▶ [What is asked]:
Give the data again exactly as written, skipping any pictures.

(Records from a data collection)
☆ ☆ ☆ ☆ ☆

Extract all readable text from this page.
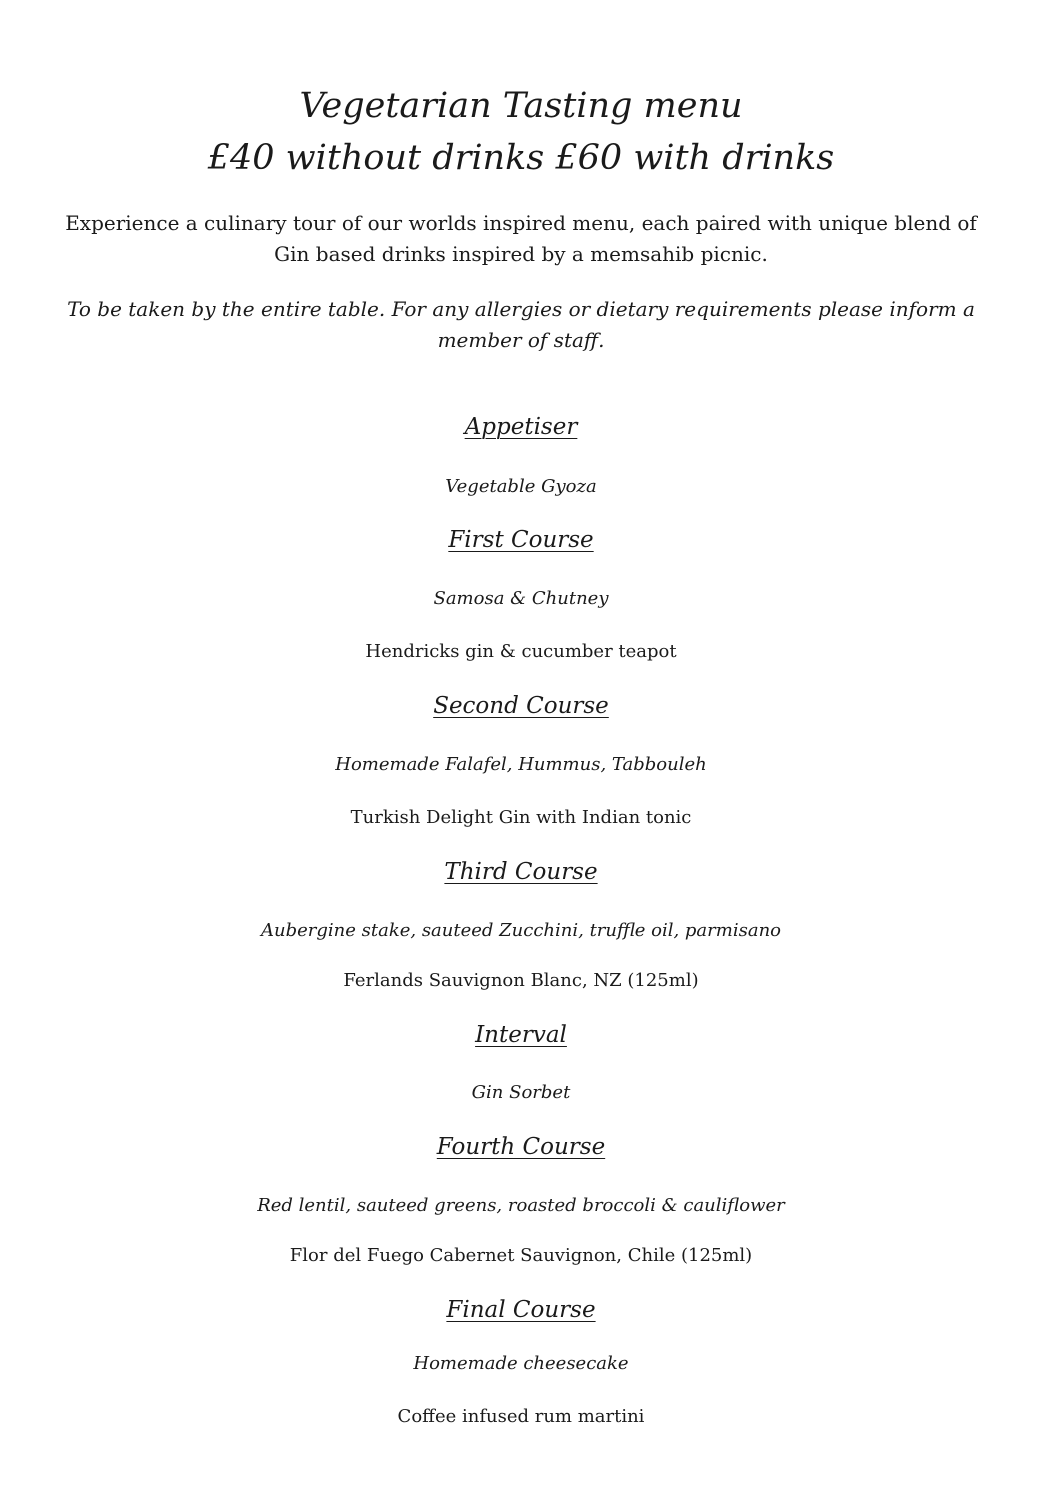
Vegetarian Tasting menu
£40 without drinks £60 with drinks
Experience a culinary tour of our worlds inspired menu, each paired with unique blend of
Gin based drinks inspired by a memsahib picnic.
To be taken by the entire table. For any allergies or dietary requirements please inform a
member of staff.
Appetiser
Vegetable Gyoza
First Course
Samosa & Chutney
Hendricks gin & cucumber teapot
Second Course
Homemade Falafel, Hummus, Tabbouleh
Turkish Delight Gin with Indian tonic
Third Course
Aubergine stake, sauteed Zucchini, truffle oil, parmisano
Ferlands Sauvignon Blanc, NZ (125ml)
Interval
Gin Sorbet
Fourth Course
Red lentil, sauteed greens, roasted broccoli & cauliflower
Flor del Fuego Cabernet Sauvignon, Chile (125ml)
Final Course
Homemade cheesecake
Coffee infused rum martini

☆ ☆ ☆ ☆ ☆

▶ [Complete output]:
Extract all readable text from this page.
Vegetarian Tasting menu
£40 without drinks £60 with drinks
Experience a culinary tour of our worlds inspired menu, each paired with unique blend of
Gin based drinks inspired by a memsahib picnic.
To be taken by the entire table. For any allergies or dietary requirements please inform a
member of staff.
Appetiser
Vegetable Gyoza
First Course
Samosa & Chutney
Hendricks gin & cucumber teapot
Second Course
Homemade Falafel, Hummus, Tabbouleh
Turkish Delight Gin with Indian tonic
Third Course
Aubergine stake, sauteed Zucchini, truffle oil, parmisano
Ferlands Sauvignon Blanc, NZ (125ml)
Interval
Gin Sorbet
Fourth Course
Red lentil, sauteed greens, roasted broccoli & cauliflower
Flor del Fuego Cabernet Sauvignon, Chile (125ml)
Final Course
Homemade cheesecake
Coffee infused rum martini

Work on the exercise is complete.